A run of records
____________

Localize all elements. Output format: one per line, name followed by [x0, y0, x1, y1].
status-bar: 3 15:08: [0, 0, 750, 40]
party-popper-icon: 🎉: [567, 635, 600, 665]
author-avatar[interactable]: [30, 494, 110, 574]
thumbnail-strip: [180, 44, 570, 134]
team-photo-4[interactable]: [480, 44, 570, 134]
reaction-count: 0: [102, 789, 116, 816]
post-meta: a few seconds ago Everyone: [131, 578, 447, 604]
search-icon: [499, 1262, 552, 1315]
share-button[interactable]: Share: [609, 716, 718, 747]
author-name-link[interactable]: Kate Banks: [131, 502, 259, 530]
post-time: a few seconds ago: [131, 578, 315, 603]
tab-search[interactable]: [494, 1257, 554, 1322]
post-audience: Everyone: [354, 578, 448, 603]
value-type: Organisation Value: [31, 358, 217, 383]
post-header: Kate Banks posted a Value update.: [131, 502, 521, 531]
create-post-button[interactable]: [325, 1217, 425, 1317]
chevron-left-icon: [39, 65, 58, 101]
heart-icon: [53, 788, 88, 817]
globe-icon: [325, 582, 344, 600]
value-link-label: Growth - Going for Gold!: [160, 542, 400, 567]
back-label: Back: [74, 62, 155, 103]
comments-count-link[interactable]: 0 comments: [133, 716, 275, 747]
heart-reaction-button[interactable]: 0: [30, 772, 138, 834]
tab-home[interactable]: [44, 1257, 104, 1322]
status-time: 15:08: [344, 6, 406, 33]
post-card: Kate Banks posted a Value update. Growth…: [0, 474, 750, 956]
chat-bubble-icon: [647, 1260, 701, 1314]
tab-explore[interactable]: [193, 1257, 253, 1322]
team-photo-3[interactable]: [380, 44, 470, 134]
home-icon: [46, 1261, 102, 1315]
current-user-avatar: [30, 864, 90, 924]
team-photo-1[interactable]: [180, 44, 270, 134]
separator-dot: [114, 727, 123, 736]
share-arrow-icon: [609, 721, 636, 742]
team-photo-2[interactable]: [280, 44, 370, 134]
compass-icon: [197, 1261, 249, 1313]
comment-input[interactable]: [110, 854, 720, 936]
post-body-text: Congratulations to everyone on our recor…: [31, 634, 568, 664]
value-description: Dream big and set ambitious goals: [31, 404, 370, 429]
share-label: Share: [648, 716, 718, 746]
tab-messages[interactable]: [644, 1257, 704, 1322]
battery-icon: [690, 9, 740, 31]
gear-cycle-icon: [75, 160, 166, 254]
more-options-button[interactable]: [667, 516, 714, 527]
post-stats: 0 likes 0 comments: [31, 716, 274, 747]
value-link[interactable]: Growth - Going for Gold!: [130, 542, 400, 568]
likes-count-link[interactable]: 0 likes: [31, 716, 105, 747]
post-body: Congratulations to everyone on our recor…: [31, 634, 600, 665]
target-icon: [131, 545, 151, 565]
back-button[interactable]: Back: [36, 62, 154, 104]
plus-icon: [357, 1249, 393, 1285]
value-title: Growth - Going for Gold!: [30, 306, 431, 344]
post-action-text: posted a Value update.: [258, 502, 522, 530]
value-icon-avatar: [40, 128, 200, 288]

____________

## GIVEN REQUEST
Arrange every line of the listing above as a Markdown table with two columns, "Row" and "Line." Number the rows in order and leave out any blank lines.

## COMPLETE RESPONSE
| Row | Line |
|---|---|
| 1 | Localize all elements. Output format: one per line, name followed by [x0, y0, x1, y1]. |
| 2 | status-bar: 3 15:08: [0, 0, 750, 40] |
| 3 | party-popper-icon: 🎉: [567, 635, 600, 665] |
| 4 | author-avatar[interactable]: [30, 494, 110, 574] |
| 5 | thumbnail-strip: [180, 44, 570, 134] |
| 6 | team-photo-4[interactable]: [480, 44, 570, 134] |
| 7 | reaction-count: 0: [102, 789, 116, 816] |
| 8 | post-meta: a few seconds ago Everyone: [131, 578, 447, 604] |
| 9 | search-icon: [499, 1262, 552, 1315] |
| 10 | share-button[interactable]: Share: [609, 716, 718, 747] |
| 11 | author-name-link[interactable]: Kate Banks: [131, 502, 259, 530] |
| 12 | post-time: a few seconds ago: [131, 578, 315, 603] |
| 13 | tab-search[interactable]: [494, 1257, 554, 1322] |
| 14 | post-audience: Everyone: [354, 578, 448, 603] |
| 15 | value-type: Organisation Value: [31, 358, 217, 383] |
| 16 | post-header: Kate Banks posted a Value update.: [131, 502, 521, 531] |
| 17 | create-post-button[interactable]: [325, 1217, 425, 1317] |
| 18 | chevron-left-icon: [39, 65, 58, 101] |
| 19 | heart-icon: [53, 788, 88, 817] |
| 20 | globe-icon: [325, 582, 344, 600] |
| 21 | value-link-label: Growth - Going for Gold!: [160, 542, 400, 567] |
| 22 | back-label: Back: [74, 62, 155, 103] |
| 23 | comments-count-link[interactable]: 0 comments: [133, 716, 275, 747] |
| 24 | heart-reaction-button[interactable]: 0: [30, 772, 138, 834] |
| 25 | tab-home[interactable]: [44, 1257, 104, 1322] |
| 26 | status-time: 15:08: [344, 6, 406, 33] |
| 27 | post-card: Kate Banks posted a Value update. Growth…: [0, 474, 750, 956] |
| 28 | chat-bubble-icon: [647, 1260, 701, 1314] |
| 29 | tab-explore[interactable]: [193, 1257, 253, 1322] |
| 30 | team-photo-3[interactable]: [380, 44, 470, 134] |
| 31 | home-icon: [46, 1261, 102, 1315] |
| 32 | current-user-avatar: [30, 864, 90, 924] |
| 33 | team-photo-1[interactable]: [180, 44, 270, 134] |
| 34 | separator-dot: [114, 727, 123, 736] |
| 35 | share-arrow-icon: [609, 721, 636, 742] |
| 36 | team-photo-2[interactable]: [280, 44, 370, 134] |
| 37 | compass-icon: [197, 1261, 249, 1313] |
| 38 | comment-input[interactable]: [110, 854, 720, 936] |
| 39 | post-body-text: Congratulations to everyone on our recor…: [31, 634, 568, 664] |
| 40 | value-description: Dream big and set ambitious goals: [31, 404, 370, 429] |
| 41 | share-label: Share: [648, 716, 718, 746] |
| 42 | tab-messages[interactable]: [644, 1257, 704, 1322] |
| 43 | battery-icon: [690, 9, 740, 31] |
| 44 | gear-cycle-icon: [75, 160, 166, 254] |
| 45 | more-options-button[interactable]: [667, 516, 714, 527] |
| 46 | post-stats: 0 likes 0 comments: [31, 716, 274, 747] |
| 47 | value-link[interactable]: Growth - Going for Gold!: [130, 542, 400, 568] |
| 48 | likes-count-link[interactable]: 0 likes: [31, 716, 105, 747] |
| 49 | post-body: Congratulations to everyone on our recor…: [31, 634, 600, 665] |
| 50 | target-icon: [131, 545, 151, 565] |
| 51 | back-button[interactable]: Back: [36, 62, 154, 104] |
| 52 | plus-icon: [357, 1249, 393, 1285] |
| 53 | value-title: Growth - Going for Gold!: [30, 306, 431, 344] |
| 54 | post-action-text: posted a Value update.: [258, 502, 522, 530] |
| 55 | value-icon-avatar: [40, 128, 200, 288] |